* **Exercise goal**: Give the number of lines in the data that hold the word "contoso", and nothing else.

* **Dataset records**:

▬▬▬▬▬▬

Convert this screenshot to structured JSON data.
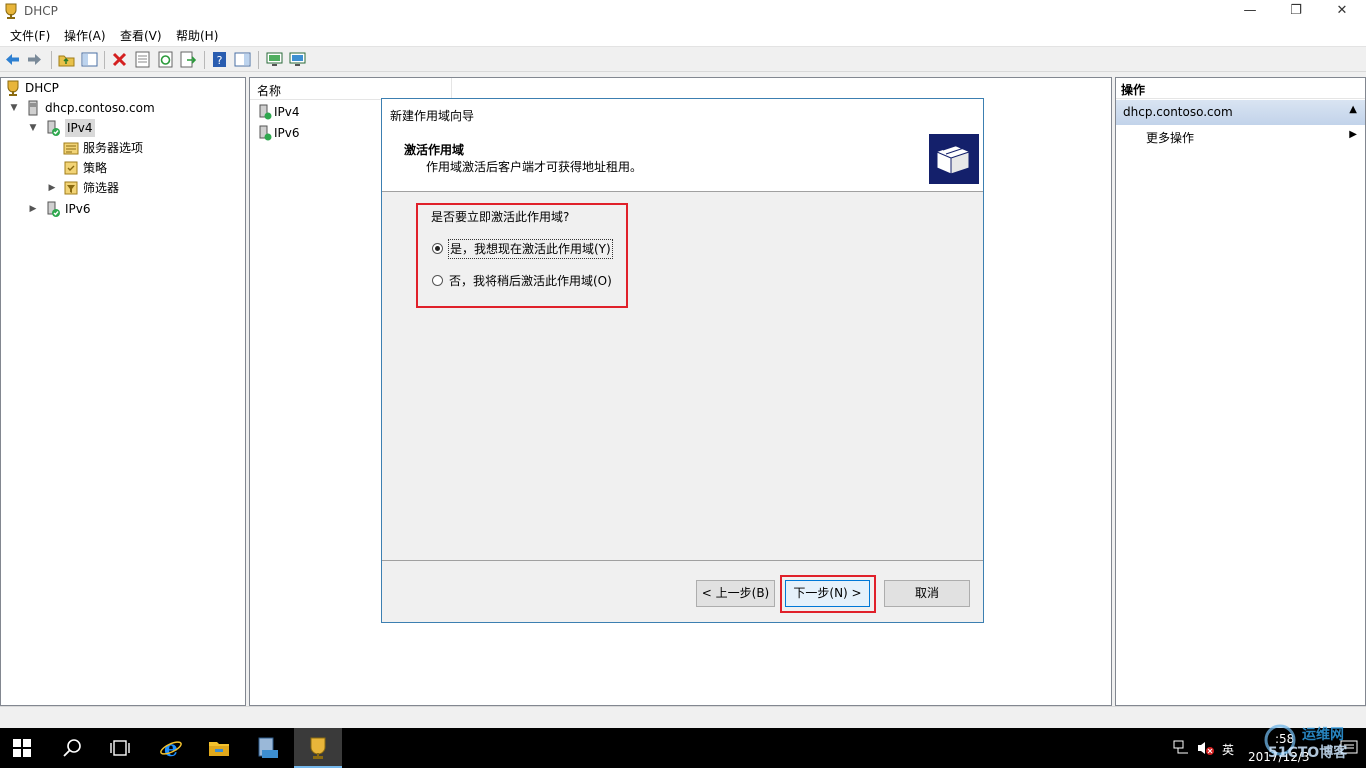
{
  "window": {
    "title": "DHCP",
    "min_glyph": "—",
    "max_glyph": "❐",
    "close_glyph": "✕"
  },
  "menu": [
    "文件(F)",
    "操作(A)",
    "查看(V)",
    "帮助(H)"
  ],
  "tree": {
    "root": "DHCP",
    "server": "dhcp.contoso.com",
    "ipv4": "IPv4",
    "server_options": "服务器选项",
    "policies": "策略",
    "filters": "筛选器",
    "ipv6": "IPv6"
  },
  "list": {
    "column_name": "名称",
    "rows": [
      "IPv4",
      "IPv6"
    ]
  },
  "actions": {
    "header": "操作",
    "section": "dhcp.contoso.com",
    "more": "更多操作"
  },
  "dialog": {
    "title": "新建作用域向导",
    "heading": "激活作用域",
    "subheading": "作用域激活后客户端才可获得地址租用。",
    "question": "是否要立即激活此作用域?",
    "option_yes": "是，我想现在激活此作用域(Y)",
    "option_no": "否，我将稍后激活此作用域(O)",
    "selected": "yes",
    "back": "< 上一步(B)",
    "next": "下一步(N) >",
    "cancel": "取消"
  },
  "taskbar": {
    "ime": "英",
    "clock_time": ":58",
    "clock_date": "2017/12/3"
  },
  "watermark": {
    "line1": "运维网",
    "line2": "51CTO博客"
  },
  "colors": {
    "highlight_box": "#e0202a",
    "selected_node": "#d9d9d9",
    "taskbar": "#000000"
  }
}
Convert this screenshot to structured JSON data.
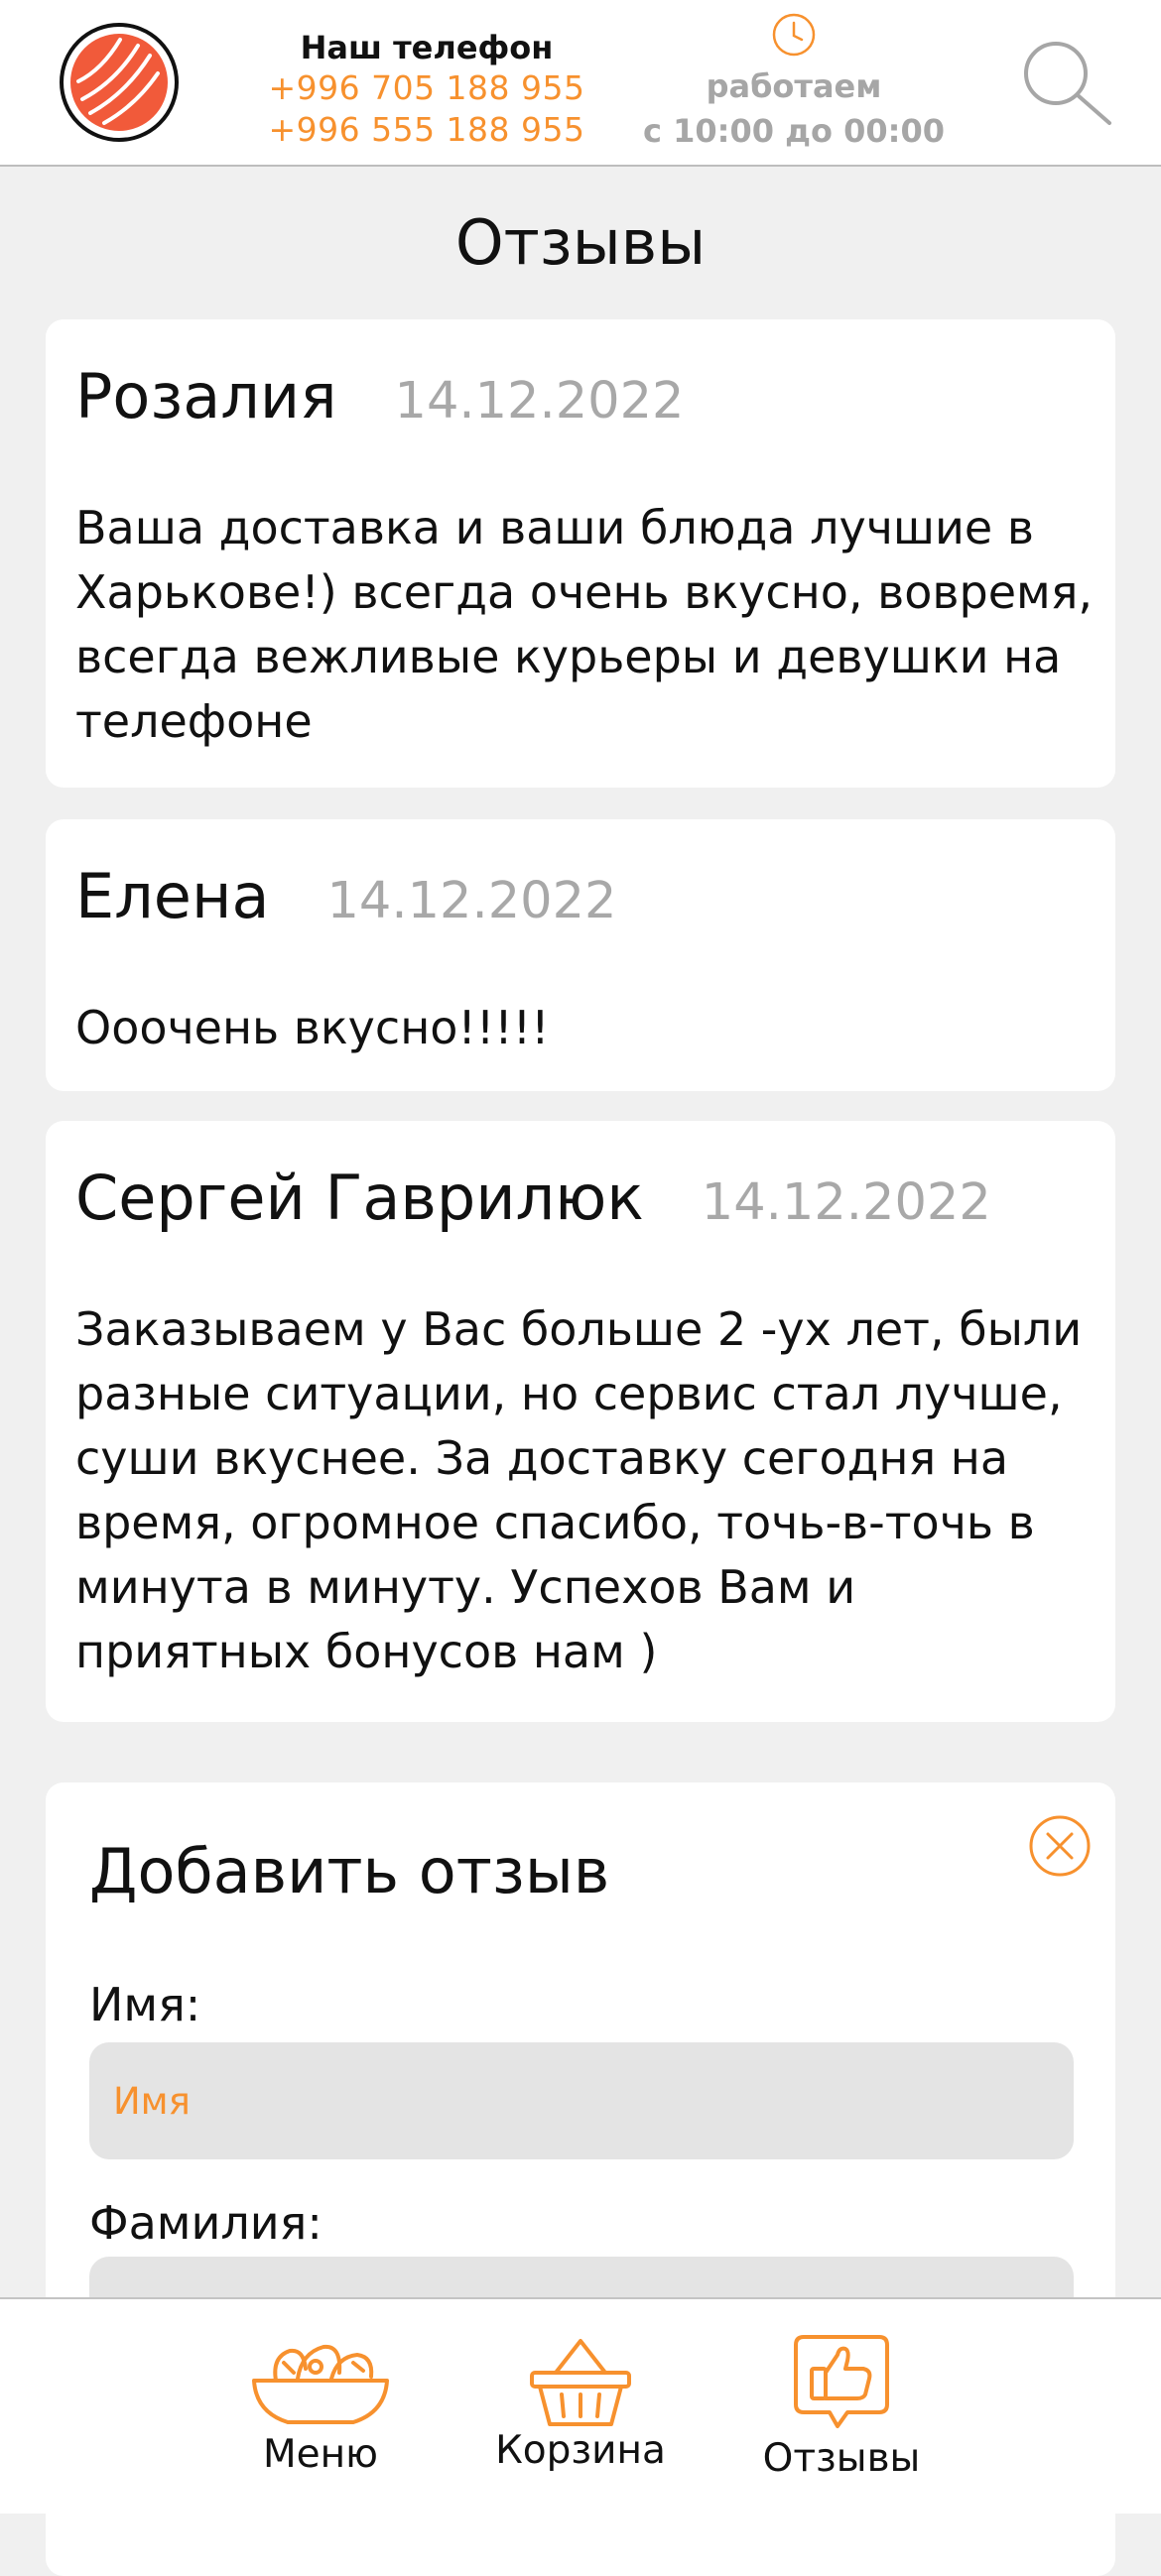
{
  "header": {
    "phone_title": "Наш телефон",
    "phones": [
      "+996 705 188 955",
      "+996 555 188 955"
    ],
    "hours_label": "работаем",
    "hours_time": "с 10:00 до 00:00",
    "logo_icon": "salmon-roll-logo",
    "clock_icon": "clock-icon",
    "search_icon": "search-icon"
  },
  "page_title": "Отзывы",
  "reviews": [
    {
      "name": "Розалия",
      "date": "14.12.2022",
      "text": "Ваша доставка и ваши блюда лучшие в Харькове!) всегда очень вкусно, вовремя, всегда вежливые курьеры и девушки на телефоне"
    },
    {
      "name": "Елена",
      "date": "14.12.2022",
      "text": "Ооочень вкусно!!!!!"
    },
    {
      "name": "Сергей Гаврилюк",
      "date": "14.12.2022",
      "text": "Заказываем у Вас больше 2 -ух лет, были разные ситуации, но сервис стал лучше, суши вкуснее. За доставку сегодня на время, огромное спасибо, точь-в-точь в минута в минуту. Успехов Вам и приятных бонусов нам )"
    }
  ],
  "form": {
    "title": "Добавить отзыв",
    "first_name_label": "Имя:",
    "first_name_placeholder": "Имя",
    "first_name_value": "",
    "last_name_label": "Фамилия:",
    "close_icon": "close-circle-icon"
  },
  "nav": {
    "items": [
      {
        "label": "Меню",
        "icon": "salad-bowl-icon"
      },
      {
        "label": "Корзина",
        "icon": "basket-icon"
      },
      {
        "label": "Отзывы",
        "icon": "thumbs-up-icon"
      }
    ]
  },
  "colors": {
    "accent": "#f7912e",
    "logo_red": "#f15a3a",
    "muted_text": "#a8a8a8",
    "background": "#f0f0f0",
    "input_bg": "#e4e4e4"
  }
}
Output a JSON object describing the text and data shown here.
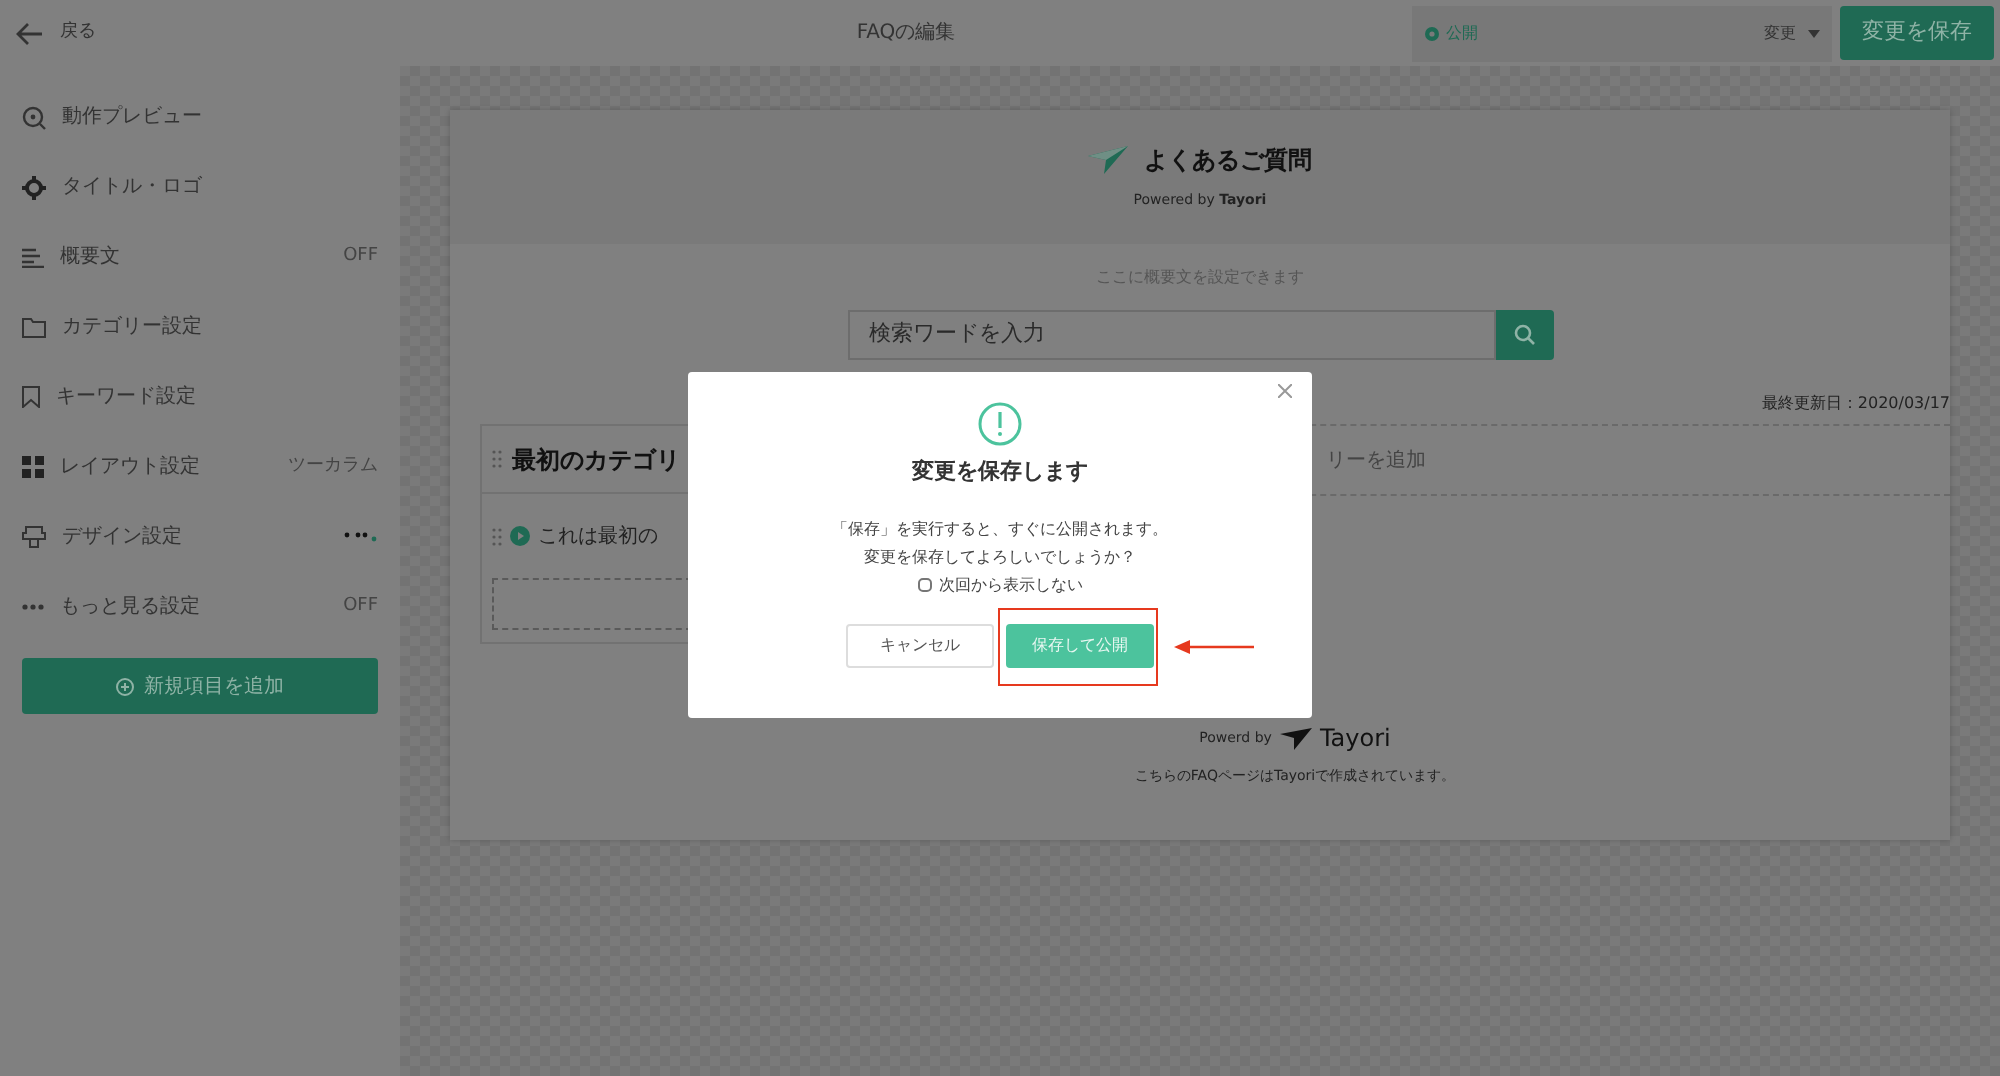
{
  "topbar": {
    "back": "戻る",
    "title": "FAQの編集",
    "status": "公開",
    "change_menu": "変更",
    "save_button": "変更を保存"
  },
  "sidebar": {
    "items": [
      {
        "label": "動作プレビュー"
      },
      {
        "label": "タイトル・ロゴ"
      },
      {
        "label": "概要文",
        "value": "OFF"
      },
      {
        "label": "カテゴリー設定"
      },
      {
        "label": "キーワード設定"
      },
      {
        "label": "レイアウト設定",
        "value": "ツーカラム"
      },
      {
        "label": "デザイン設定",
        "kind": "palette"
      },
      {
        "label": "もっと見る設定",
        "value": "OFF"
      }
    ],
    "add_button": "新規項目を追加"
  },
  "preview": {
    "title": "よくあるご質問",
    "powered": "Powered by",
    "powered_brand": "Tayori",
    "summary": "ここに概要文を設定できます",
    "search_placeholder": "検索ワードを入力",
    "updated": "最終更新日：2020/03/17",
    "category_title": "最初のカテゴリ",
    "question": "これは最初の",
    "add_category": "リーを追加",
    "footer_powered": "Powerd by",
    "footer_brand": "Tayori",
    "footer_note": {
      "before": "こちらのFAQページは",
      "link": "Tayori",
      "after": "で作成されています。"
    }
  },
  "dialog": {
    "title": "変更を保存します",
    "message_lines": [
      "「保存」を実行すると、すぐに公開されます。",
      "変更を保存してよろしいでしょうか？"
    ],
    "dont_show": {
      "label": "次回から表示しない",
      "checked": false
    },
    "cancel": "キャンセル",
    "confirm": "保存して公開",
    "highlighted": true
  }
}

▬▬▬▬▬▬

* **Full answer**: 2